Return the listing below verbatim. Pictures do not belong in the copy.

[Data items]
.....

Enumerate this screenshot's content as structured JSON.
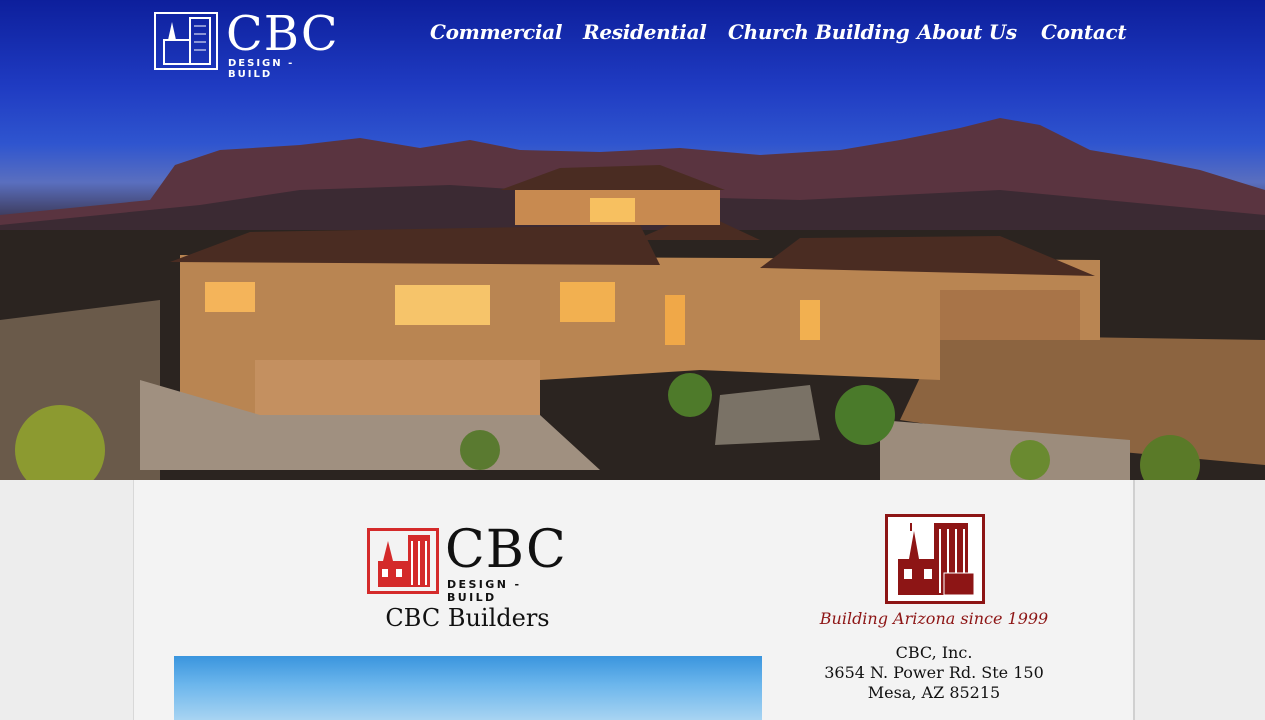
{
  "header": {
    "logo": {
      "wordmark": "CBC",
      "subtitle": "DESIGN - BUILD"
    },
    "nav": [
      {
        "label": "Commercial"
      },
      {
        "label": "Residential"
      },
      {
        "label": "Church Building"
      },
      {
        "label": "About Us"
      },
      {
        "label": "Contact"
      }
    ]
  },
  "content": {
    "logo": {
      "wordmark": "CBC",
      "subtitle": "DESIGN - BUILD"
    },
    "title": "CBC Builders",
    "sidebar": {
      "tagline": "Building Arizona since 1999",
      "address": [
        "CBC, Inc.",
        "3654 N. Power Rd. Ste 150",
        "Mesa, AZ 85215"
      ]
    }
  },
  "colors": {
    "sky": "#1f3bc2",
    "logo_red": "#d42a2a",
    "tagline_red": "#8d1515",
    "panel_bg": "#f3f3f3"
  }
}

.....

> **Response to the exercise**
Enumerate this screenshot's content as structured JSON.
{
  "header": {
    "logo": {
      "wordmark": "CBC",
      "subtitle": "DESIGN - BUILD"
    },
    "nav": [
      {
        "label": "Commercial"
      },
      {
        "label": "Residential"
      },
      {
        "label": "Church Building"
      },
      {
        "label": "About Us"
      },
      {
        "label": "Contact"
      }
    ]
  },
  "content": {
    "logo": {
      "wordmark": "CBC",
      "subtitle": "DESIGN - BUILD"
    },
    "title": "CBC Builders",
    "sidebar": {
      "tagline": "Building Arizona since 1999",
      "address": [
        "CBC, Inc.",
        "3654 N. Power Rd. Ste 150",
        "Mesa, AZ 85215"
      ]
    }
  },
  "colors": {
    "sky": "#1f3bc2",
    "logo_red": "#d42a2a",
    "tagline_red": "#8d1515",
    "panel_bg": "#f3f3f3"
  }
}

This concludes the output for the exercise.